■ TASKS
a - Decide whether each statement below agrees with the time series text. Answer yes or no for each, and quote the words of the text that decide it. (i) Under A1-A3, OLS is unbiased. (ii) Strict vs contemporaneous exogeneity is described as solvable. (iii) A spurious time trend is described as solvable.
b - Edit the time series text starting with "A3 might not" and going on through "order p: AR(p)", swapping "processes" for "process types".

■ TEXT SEGMENT

12.2 Time Series

\[ y_t = \beta_0 + x_{t1}\beta_1 + x_{t2}\beta_2 + ... + x_{t(k-1)}\beta_{k-1} + \epsilon_t \]

Examples

  • Static Model

    • \(y_t=\beta_0 + x_1\beta_1 + x_2\beta_2 - x_3\beta_3 - \epsilon_t\)
  • Finite Distributed Lag model

    • \(y_t=\beta_0 + pe_t\delta_0 + pe_{t-1}\delta_1 +pe_{t-2}\delta_2 + \epsilon_t\)
    • Long Run Propensity (LRP) is \(LRP = \delta_0 + \delta_1 + \delta_2\)
  • Dynamic Model

    • \(GDP_t = \beta_0 + \beta_1GDP_{t-1} - \epsilon_t\)

Finite Sample Properties for Time Series:

  • A1-A3: OLS is unbiased
  • A1-A4: usual standard errors are consistent and Gauss-Markov Theorem holds (OLS is BLUE)
  • A1-A6, A6: Finite Sample Wald Test (t-test and F-test) are valid

A3 might not hold under time series setting

  • Spurious Time Trend - solvable
  • Strict vs Contemporaneous Exogeneity - not solvable

In time series data, there are many processes:

  • Autoregressive model of order p: AR(p)

■ ENTRIES SUPPLIED
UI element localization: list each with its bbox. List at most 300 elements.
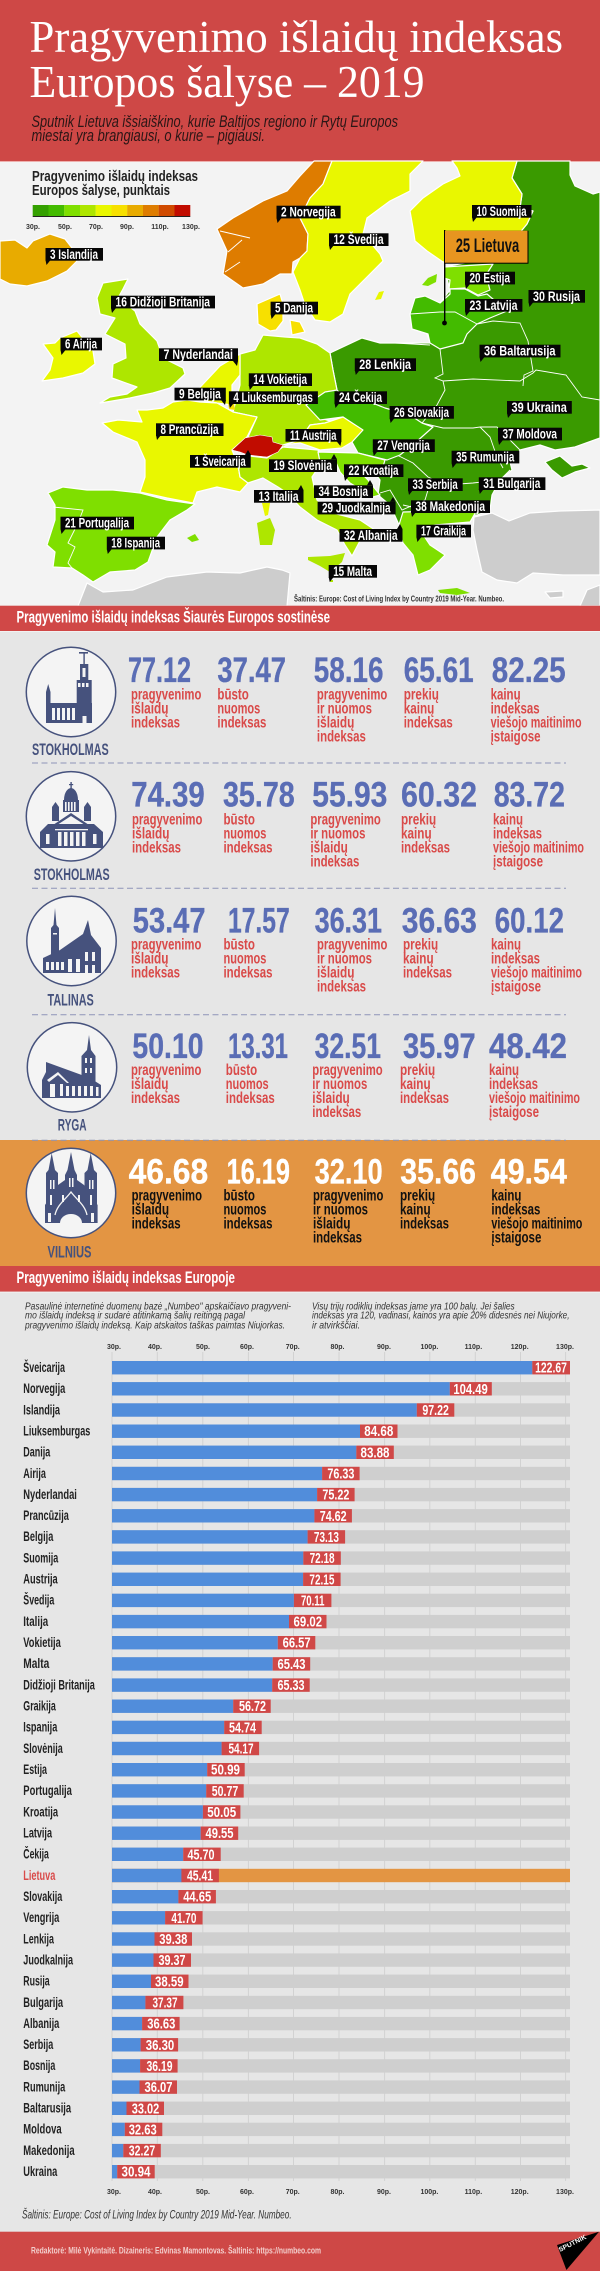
map land: Norway — [217, 161, 332, 288]
intro text right: Visų trijų rodiklių indeksas jame yra 100 balų. Jei šalies — [312, 1301, 515, 1312]
map label: Kroatija — [344, 463, 403, 481]
map land: Czechia Slovakia Hungary — [306, 390, 433, 460]
bar row: Portugalija: Portugalija — [23, 1783, 72, 1798]
map label: Serbija — [408, 477, 463, 495]
map legend: Europos šalyse, punktais — [32, 182, 170, 199]
bar row: Vengrija: Vengrija — [23, 1910, 60, 1925]
metric: living cost — [128, 651, 201, 731]
metric: rent: 16.19 — [227, 1152, 290, 1191]
source note: Šaltinis: Europe: Cost of Living Index by Country 2019 Mid-Year. Numbeo. — [22, 2207, 292, 2222]
metric: rent: nuomos — [217, 700, 260, 717]
bar row: Liuksemburgas: Liuksemburgas — [23, 1423, 90, 1438]
bar row: Prancūzija — [23, 1508, 570, 1525]
bar row: Bulgarija — [23, 1994, 570, 2012]
bar chart — [23, 1344, 574, 2196]
metric: living cost: 50.10 — [132, 1027, 204, 1066]
bottom axis labels: 120p. — [511, 2189, 529, 2196]
city name: VILNIUS — [48, 1243, 92, 1261]
bar row: Airija: Airija — [23, 1466, 46, 1481]
bar row: Nyderlandai — [23, 1487, 570, 1504]
metric: living cost: 74.39 — [131, 776, 205, 815]
map label: Rusija — [528, 289, 585, 307]
map land: Crimea — [545, 456, 590, 478]
bottom axis labels: 110p. — [465, 2189, 482, 2196]
map legend: 50p. — [58, 224, 72, 231]
bar row: Serbija: 36.30 — [146, 2037, 174, 2054]
metric: living and rent: ir nuomos — [310, 825, 365, 842]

■ EXERCISE SOLUTIONS
a -
(i) Yes: "A1-A3: OLS is unbiased"
(ii) No: "Strict vs Contemporaneous Exogeneity - not solvable"
(iii) Yes: "Spurious Time Trend - solvable"

b -
A3 might not hold under time series setting

  • Spurious Time Trend - solvable
  • Strict vs Contemporaneous Exogeneity - not solvable

In time series data, there are many process types:

  • Autoregressive model of order p: AR(p)